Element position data
--- BEGIN ---

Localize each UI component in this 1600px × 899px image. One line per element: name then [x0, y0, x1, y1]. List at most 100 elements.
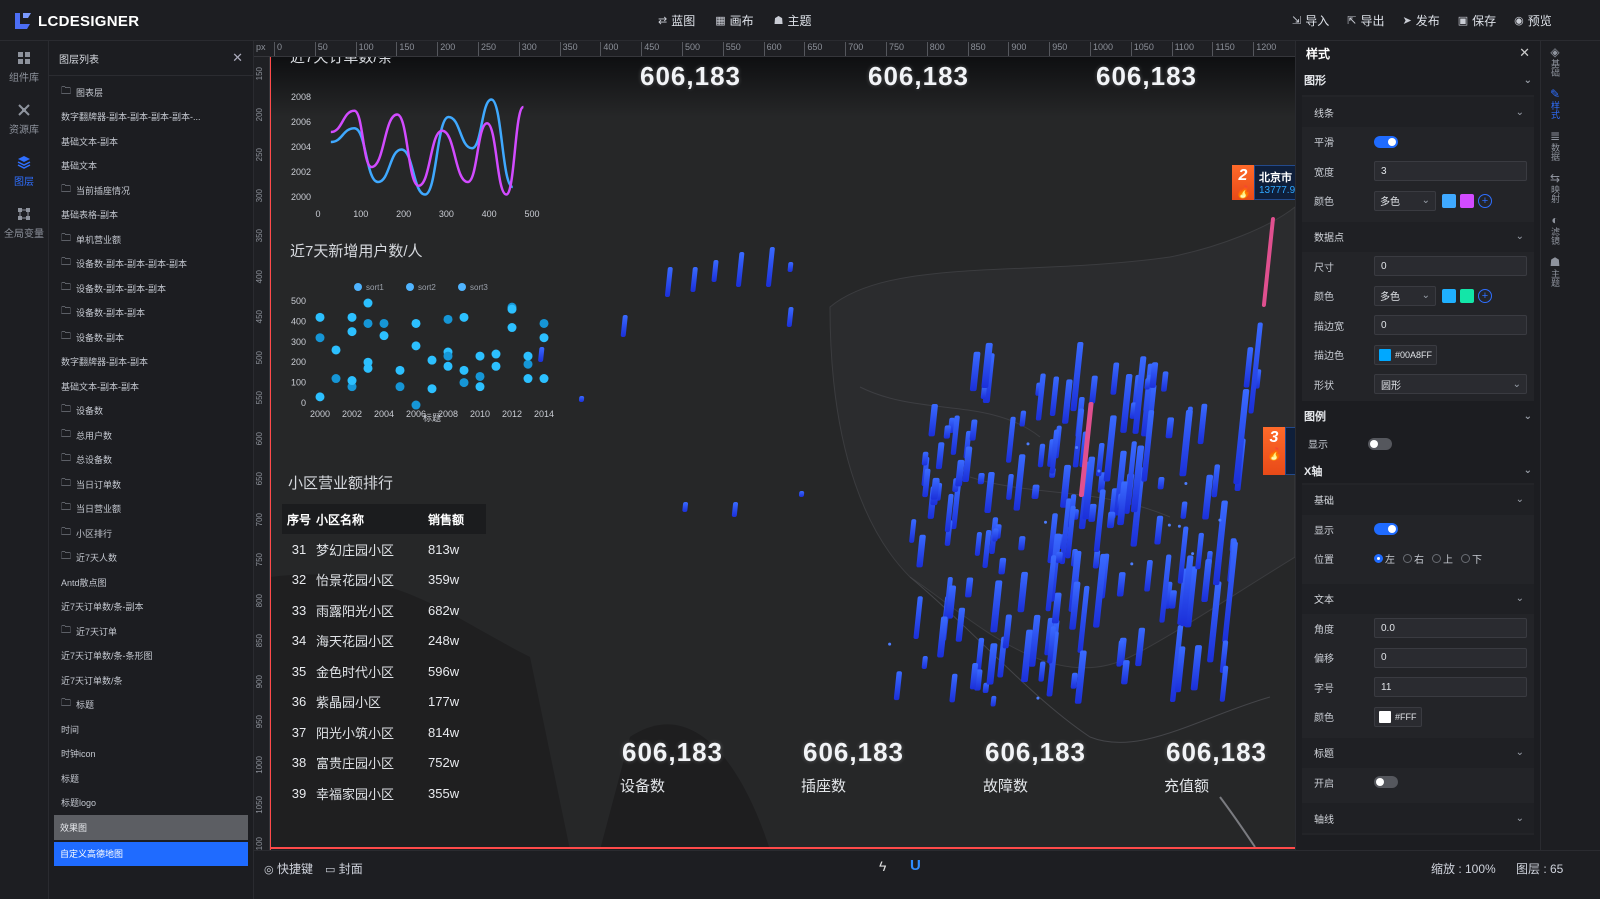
shape-select[interactable]: 圆形 ⌄ — [1374, 374, 1527, 395]
top-save-button[interactable]: ▣ 保存 — [1458, 12, 1496, 29]
design-canvas[interactable]: 606,183 606,183 606,183 近7天订单数/条 2000 200… — [270, 57, 1295, 850]
title-on-toggle[interactable] — [1374, 776, 1398, 789]
top-blueprint-button[interactable]: ⇄ 蓝图 — [658, 12, 695, 29]
font-size-input[interactable]: 11 — [1374, 677, 1527, 698]
smooth-toggle[interactable] — [1374, 135, 1398, 148]
position-bottom-radio[interactable]: 下 — [1461, 551, 1482, 566]
sub-base[interactable]: 基础 ⌄ — [1302, 484, 1534, 515]
cover-button[interactable]: ▭ 封面 — [325, 860, 363, 877]
layer-item[interactable]: 🗀 设备数-副本-副本-副本 — [49, 276, 253, 301]
layer-item[interactable]: 🗀 当日订单数 — [49, 472, 253, 497]
layer-item[interactable]: 数字翻牌器-副本-副本-副本-副本-... — [49, 105, 253, 130]
leftbar-variable[interactable]: 全局变量 — [0, 197, 48, 249]
top-theme-button[interactable]: ☗ 主题 — [774, 12, 812, 29]
stroke-width-input[interactable]: 0 — [1374, 315, 1527, 336]
layer-item[interactable]: 标题 — [49, 766, 253, 791]
line-color-swatch-2[interactable] — [1460, 193, 1474, 208]
add-color-icon[interactable]: + — [1478, 193, 1492, 208]
stroke-color-picker[interactable]: #00A8FF — [1374, 344, 1438, 365]
top-import-button[interactable]: ⇲ 导入 — [1292, 12, 1329, 29]
line-color-swatch-1[interactable] — [1442, 193, 1456, 208]
sub-point[interactable]: 数据点 ⌄ — [1302, 221, 1534, 252]
width-input[interactable]: 3 — [1374, 161, 1527, 182]
scatter-point — [427, 355, 437, 365]
layer-item[interactable]: 🗀 设备数-副本-副本-副本-副本 — [49, 252, 253, 277]
layer-item[interactable]: 近7天订单数/条-条形图 — [49, 644, 253, 669]
layer-item[interactable]: 🗀 设备数-副本-副本 — [49, 301, 253, 326]
sub-line[interactable]: 线条 ⌄ — [1302, 97, 1534, 127]
position-top-radio[interactable]: 上 — [1432, 551, 1453, 566]
section-shape[interactable]: 图形 ⌄ — [1296, 65, 1540, 95]
add-color-icon[interactable]: + — [1478, 288, 1492, 303]
top-preview-button[interactable]: ◉ 预览 — [1514, 12, 1552, 29]
layer-item[interactable]: 🗀 标题 — [49, 693, 253, 718]
map-marker-3[interactable]: 3 🔥 — [1263, 427, 1295, 475]
layer-item[interactable]: 近7天订单数/条 — [49, 668, 253, 693]
layer-item[interactable]: 🗀 当日营业额 — [49, 497, 253, 522]
sub-title[interactable]: 标题 ⌄ — [1302, 737, 1534, 768]
layer-item[interactable]: 近7天订单数/条-副本 — [49, 595, 253, 620]
close-icon[interactable]: ✕ — [232, 50, 243, 66]
layer-item[interactable]: 标题logo — [49, 791, 253, 816]
rightbar-data[interactable]: ≣ 数据 — [1541, 125, 1569, 167]
scatter-point — [507, 323, 517, 333]
sub-text[interactable]: 文本 ⌄ — [1302, 583, 1534, 614]
layer-item[interactable]: 基础表格-副本 — [49, 203, 253, 228]
layer-item[interactable]: 自定义高德地图 — [54, 841, 248, 866]
rightbar-theme[interactable]: ☗ 主题 — [1541, 251, 1569, 293]
line-color-mode-select[interactable]: 多色 ⌄ — [1374, 190, 1436, 211]
rightbar-filter[interactable]: ◐ 滤镜 — [1541, 209, 1569, 251]
y-tick-label: 0 — [301, 398, 306, 408]
top-export-button[interactable]: ⇱ 导出 — [1347, 12, 1384, 29]
size-input[interactable]: 0 — [1374, 256, 1527, 277]
leftbar-resource[interactable]: 资源库 — [0, 93, 48, 145]
point-color-mode-select[interactable]: 多色 ⌄ — [1374, 285, 1436, 306]
layer-item[interactable]: 🗀 近7天人数 — [49, 546, 253, 571]
layer-item[interactable]: 数字翻牌器-副本-副本 — [49, 350, 253, 375]
shortcut-button[interactable]: ◎ 快捷键 — [264, 860, 313, 877]
position-right-radio[interactable]: 右 — [1403, 551, 1424, 566]
layer-item[interactable]: 🗀 设备数 — [49, 399, 253, 424]
layer-item[interactable]: 🗀 总设备数 — [49, 448, 253, 473]
sub-axis-line[interactable]: 轴线 ⌄ — [1302, 803, 1534, 833]
layer-item[interactable]: 🗀 设备数-副本 — [49, 325, 253, 350]
point-color-swatch-2[interactable] — [1460, 288, 1474, 303]
layer-item[interactable]: 基础文本-副本-副本 — [49, 374, 253, 399]
layer-item[interactable]: 基础文本-副本 — [49, 129, 253, 154]
magnet-icon[interactable]: U — [910, 857, 921, 874]
map-marker-beijing[interactable]: 2 🔥 北京市 13777.9 — [1232, 165, 1295, 200]
layer-item[interactable]: 🗀 图表层 — [49, 80, 253, 105]
layer-item[interactable]: 效果图 — [54, 815, 248, 840]
top-publish-button[interactable]: ➤ 发布 — [1402, 12, 1439, 29]
layer-item[interactable]: 🗀 总用户数 — [49, 423, 253, 448]
layer-item[interactable]: 时间 — [49, 717, 253, 742]
layer-item[interactable]: 🗀 单机营业额 — [49, 227, 253, 252]
close-icon[interactable]: ✕ — [1519, 45, 1530, 61]
offset-input[interactable]: 0 — [1374, 647, 1527, 668]
leftbar-layers[interactable]: 图层 — [0, 145, 48, 197]
layer-item[interactable]: Antd散点图 — [49, 570, 253, 595]
section-legend[interactable]: 图例 ⌄ — [1296, 401, 1540, 431]
layer-item[interactable]: 基础文本 — [49, 154, 253, 179]
scatter-point — [523, 374, 533, 384]
position-left-radio[interactable]: 左 — [1374, 551, 1395, 566]
angle-input[interactable]: 0.0 — [1374, 618, 1527, 639]
section-xaxis[interactable]: X轴 ⌄ — [1296, 459, 1540, 483]
top-canvas-button[interactable]: ▦ 画布 — [715, 12, 753, 29]
line-chart[interactable]: 2000 2002 2004 2006 2008 0 100 200 300 400 500 — [280, 79, 555, 229]
layer-item[interactable]: 🗀 小区排行 — [49, 521, 253, 546]
point-color-swatch-1[interactable] — [1442, 288, 1456, 303]
layer-item[interactable]: 时钟icon — [49, 742, 253, 767]
legend-show-toggle[interactable] — [1368, 437, 1392, 450]
xaxis-show-toggle[interactable] — [1374, 523, 1398, 536]
lightning-icon[interactable]: ϟ — [879, 858, 886, 874]
rightbar-base[interactable]: ◈ 基础 — [1541, 41, 1569, 83]
leftbar-component[interactable]: 组件库 — [0, 41, 48, 93]
layer-item[interactable]: 🗀 近7天订单 — [49, 619, 253, 644]
scatter-chart[interactable]: sort1 sort2 sort3 0 100 200 300 400 500 2000 2002 2… — [280, 272, 565, 432]
rightbar-mapping[interactable]: ⇆ 映射 — [1541, 167, 1569, 209]
rightbar-style[interactable]: ✎ 样式 — [1541, 83, 1569, 125]
text-color-picker[interactable]: #FFF — [1374, 706, 1422, 727]
app-logo[interactable]: LCDESIGNER — [12, 11, 139, 31]
layer-item[interactable]: 🗀 当前插座情况 — [49, 178, 253, 203]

--- END ---

AIM OF THE EXERCISE
Retype every line of the listing above exactly as it appears, leaving out the pictures.

RESULT OF THE EXERCISE
Localize each UI component in this 1600px × 899px image. One line per element: name then [x0, y0, x1, y1]. List at most 100 elements.
shape-select[interactable]: 圆形 ⌄ — [1374, 374, 1527, 395]
top-save-button[interactable]: ▣ 保存 — [1458, 12, 1496, 29]
design-canvas[interactable]: 606,183 606,183 606,183 近7天订单数/条 2000 200… — [270, 57, 1295, 850]
title-on-toggle[interactable] — [1374, 776, 1398, 789]
top-blueprint-button[interactable]: ⇄ 蓝图 — [658, 12, 695, 29]
font-size-input[interactable]: 11 — [1374, 677, 1527, 698]
smooth-toggle[interactable] — [1374, 135, 1398, 148]
position-bottom-radio[interactable]: 下 — [1461, 551, 1482, 566]
sub-base[interactable]: 基础 ⌄ — [1302, 484, 1534, 515]
cover-button[interactable]: ▭ 封面 — [325, 860, 363, 877]
layer-item[interactable]: 🗀 设备数-副本-副本-副本 — [49, 276, 253, 301]
layer-item[interactable]: 🗀 当日订单数 — [49, 472, 253, 497]
layer-item[interactable]: 数字翻牌器-副本-副本-副本-副本-... — [49, 105, 253, 130]
leftbar-variable[interactable]: 全局变量 — [0, 197, 48, 249]
top-theme-button[interactable]: ☗ 主题 — [774, 12, 812, 29]
stroke-width-input[interactable]: 0 — [1374, 315, 1527, 336]
layer-item[interactable]: 标题 — [49, 766, 253, 791]
line-color-swatch-2[interactable] — [1460, 193, 1474, 208]
add-color-icon[interactable]: + — [1478, 193, 1492, 208]
stroke-color-picker[interactable]: #00A8FF — [1374, 344, 1438, 365]
top-import-button[interactable]: ⇲ 导入 — [1292, 12, 1329, 29]
line-color-swatch-1[interactable] — [1442, 193, 1456, 208]
sub-point[interactable]: 数据点 ⌄ — [1302, 221, 1534, 252]
width-input[interactable]: 3 — [1374, 161, 1527, 182]
scatter-point — [427, 355, 437, 365]
layer-item[interactable]: 🗀 设备数-副本-副本-副本-副本 — [49, 252, 253, 277]
layer-item[interactable]: 近7天订单数/条-条形图 — [49, 644, 253, 669]
layer-item[interactable]: 🗀 设备数-副本-副本 — [49, 301, 253, 326]
sub-line[interactable]: 线条 ⌄ — [1302, 97, 1534, 127]
position-top-radio[interactable]: 上 — [1432, 551, 1453, 566]
section-shape[interactable]: 图形 ⌄ — [1296, 65, 1540, 95]
add-color-icon[interactable]: + — [1478, 288, 1492, 303]
top-preview-button[interactable]: ◉ 预览 — [1514, 12, 1552, 29]
layer-item[interactable]: 🗀 标题 — [49, 693, 253, 718]
map-marker-3[interactable]: 3 🔥 — [1263, 427, 1295, 475]
layer-item[interactable]: 近7天订单数/条 — [49, 668, 253, 693]
layer-item[interactable]: 🗀 当日营业额 — [49, 497, 253, 522]
sub-title[interactable]: 标题 ⌄ — [1302, 737, 1534, 768]
layer-item[interactable]: 近7天订单数/条-副本 — [49, 595, 253, 620]
close-icon[interactable]: ✕ — [232, 50, 243, 66]
layer-item[interactable]: 标题logo — [49, 791, 253, 816]
rightbar-data[interactable]: ≣ 数据 — [1541, 125, 1569, 167]
scatter-point — [507, 323, 517, 333]
sub-text[interactable]: 文本 ⌄ — [1302, 583, 1534, 614]
layer-item[interactable]: 基础表格-副本 — [49, 203, 253, 228]
layer-item[interactable]: 自定义高德地图 — [54, 841, 248, 866]
rightbar-theme[interactable]: ☗ 主题 — [1541, 251, 1569, 293]
line-color-mode-select[interactable]: 多色 ⌄ — [1374, 190, 1436, 211]
rightbar-filter[interactable]: ◐ 滤镜 — [1541, 209, 1569, 251]
y-tick-label: 0 — [301, 398, 306, 408]
top-export-button[interactable]: ⇱ 导出 — [1347, 12, 1384, 29]
size-input[interactable]: 0 — [1374, 256, 1527, 277]
leftbar-resource[interactable]: 资源库 — [0, 93, 48, 145]
point-color-mode-select[interactable]: 多色 ⌄ — [1374, 285, 1436, 306]
layer-item[interactable]: 🗀 近7天人数 — [49, 546, 253, 571]
layer-item[interactable]: 数字翻牌器-副本-副本 — [49, 350, 253, 375]
shortcut-button[interactable]: ◎ 快捷键 — [264, 860, 313, 877]
position-right-radio[interactable]: 右 — [1403, 551, 1424, 566]
layer-item[interactable]: 🗀 设备数 — [49, 399, 253, 424]
layer-item[interactable]: 🗀 总设备数 — [49, 448, 253, 473]
sub-axis-line[interactable]: 轴线 ⌄ — [1302, 803, 1534, 833]
layer-item[interactable]: 🗀 设备数-副本 — [49, 325, 253, 350]
point-color-swatch-2[interactable] — [1460, 288, 1474, 303]
layer-item[interactable]: 基础文本-副本-副本 — [49, 374, 253, 399]
layer-item[interactable]: 基础文本-副本 — [49, 129, 253, 154]
magnet-icon[interactable]: U — [910, 857, 921, 874]
map-marker-beijing[interactable]: 2 🔥 北京市 13777.9 — [1232, 165, 1295, 200]
layer-item[interactable]: 🗀 图表层 — [49, 80, 253, 105]
layer-item[interactable]: 效果图 — [54, 815, 248, 840]
top-publish-button[interactable]: ➤ 发布 — [1402, 12, 1439, 29]
layer-item[interactable]: 🗀 总用户数 — [49, 423, 253, 448]
layer-item[interactable]: 时间 — [49, 717, 253, 742]
layer-item[interactable]: 🗀 单机营业额 — [49, 227, 253, 252]
close-icon[interactable]: ✕ — [1519, 45, 1530, 61]
offset-input[interactable]: 0 — [1374, 647, 1527, 668]
leftbar-layers[interactable]: 图层 — [0, 145, 48, 197]
layer-item[interactable]: Antd散点图 — [49, 570, 253, 595]
section-legend[interactable]: 图例 ⌄ — [1296, 401, 1540, 431]
layer-item[interactable]: 基础文本 — [49, 154, 253, 179]
scatter-point — [523, 374, 533, 384]
position-left-radio[interactable]: 左 — [1374, 551, 1395, 566]
angle-input[interactable]: 0.0 — [1374, 618, 1527, 639]
section-xaxis[interactable]: X轴 ⌄ — [1296, 459, 1540, 483]
top-canvas-button[interactable]: ▦ 画布 — [715, 12, 753, 29]
line-chart[interactable]: 2000 2002 2004 2006 2008 0 100 200 300 400 500 — [280, 79, 555, 229]
layer-item[interactable]: 🗀 小区排行 — [49, 521, 253, 546]
point-color-swatch-1[interactable] — [1442, 288, 1456, 303]
layer-item[interactable]: 时钟icon — [49, 742, 253, 767]
legend-show-toggle[interactable] — [1368, 437, 1392, 450]
xaxis-show-toggle[interactable] — [1374, 523, 1398, 536]
lightning-icon[interactable]: ϟ — [879, 858, 886, 874]
rightbar-base[interactable]: ◈ 基础 — [1541, 41, 1569, 83]
leftbar-component[interactable]: 组件库 — [0, 41, 48, 93]
layer-item[interactable]: 🗀 近7天订单 — [49, 619, 253, 644]
scatter-chart[interactable]: sort1 sort2 sort3 0 100 200 300 400 500 2000 2002 2… — [280, 272, 565, 432]
rightbar-mapping[interactable]: ⇆ 映射 — [1541, 167, 1569, 209]
rightbar-style[interactable]: ✎ 样式 — [1541, 83, 1569, 125]
text-color-picker[interactable]: #FFF — [1374, 706, 1422, 727]
app-logo[interactable]: LCDESIGNER — [12, 11, 139, 31]
layer-item[interactable]: 🗀 当前插座情况 — [49, 178, 253, 203]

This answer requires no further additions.